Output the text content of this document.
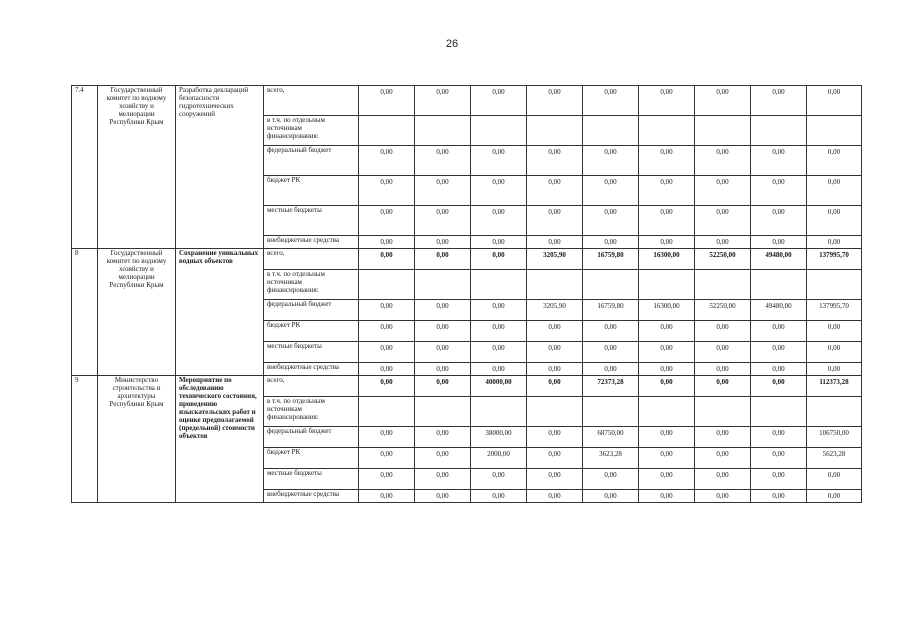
26
7.4	Государственный комитет по водному хозяйству и мелиорации Республики Крым	Разработка деклараций безопасности гидротехнических сооружений	всего,	0,00	0,00	0,00	0,00	0,00	0,00	0,00	0,00	0,00

			в т.ч. по отдельным источникам финансирования:	

			федеральный бюджет	0,00	0,00	0,00	0,00	0,00	0,00	0,00	0,00	0,00

			бюджет РК	0,00	0,00	0,00	0,00	0,00	0,00	0,00	0,00	0,00

			местные бюджеты	0,00	0,00	0,00	0,00	0,00	0,00	0,00	0,00	0,00

			внебюджетные средства	0,00	0,00	0,00	0,00	0,00	0,00	0,00	0,00	0,00

8	Государственный комитет по водному хозяйству и мелиорации Республики Крым	Сохранение уникальных водных объектов	всего,	0,00	0,00	0,00	3205,90	16759,80	16300,00	52250,00	49480,00	137995,70

			в т.ч. по отдельным источникам финансирования:	

			федеральный бюджет	0,00	0,00	0,00	3205,90	16759,80	16300,00	52250,00	49480,00	137995,70

			бюджет РК	0,00	0,00	0,00	0,00	0,00	0,00	0,00	0,00	0,00

			местные бюджеты	0,00	0,00	0,00	0,00	0,00	0,00	0,00	0,00	0,00

			внебюджетные средства	0,00	0,00	0,00	0,00	0,00	0,00	0,00	0,00	0,00

9	Министерство строительства и архитектуры Республики Крым	Мероприятие по обследованию технического состояния, проведению изыскательских работ и оценке предполагаемой (предельной) стоимости объектов	всего,	0,00	0,00	40000,00	0,00	72373,28	0,00	0,00	0,00	112373,28

			в т.ч. по отдельным источникам финансирования:	

			федеральный бюджет	0,00	0,00	38000,00	0,00	68750,00	0,00	0,00	0,00	106750,00

			бюджет РК	0,00	0,00	2000,00	0,00	3623,28	0,00	0,00	0,00	5623,28

			местные бюджеты	0,00	0,00	0,00	0,00	0,00	0,00	0,00	0,00	0,00

			внебюджетные средства	0,00	0,00	0,00	0,00	0,00	0,00	0,00	0,00	0,00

■ ■ ■

▸ **WORK TO BE COMPLETED**: Select the lines in this material that hold the word "всего", leaving none out.

▸ **COMPLETED EXERCISE**:
7.4	Государственный комитет по водному хозяйству и мелиорации Республики Крым	Разработка деклараций безопасности гидротехнических сооружений	всего,	0,00	0,00	0,00	0,00	0,00	0,00	0,00	0,00	0,00
8	Государственный комитет по водному хозяйству и мелиорации Республики Крым	Сохранение уникальных водных объектов	всего,	0,00	0,00	0,00	3205,90	16759,80	16300,00	52250,00	49480,00	137995,70
9	Министерство строительства и архитектуры Республики Крым	Мероприятие по обследованию технического состояния, проведению изыскательских работ и оценке предполагаемой (предельной) стоимости объектов	всего,	0,00	0,00	40000,00	0,00	72373,28	0,00	0,00	0,00	112373,28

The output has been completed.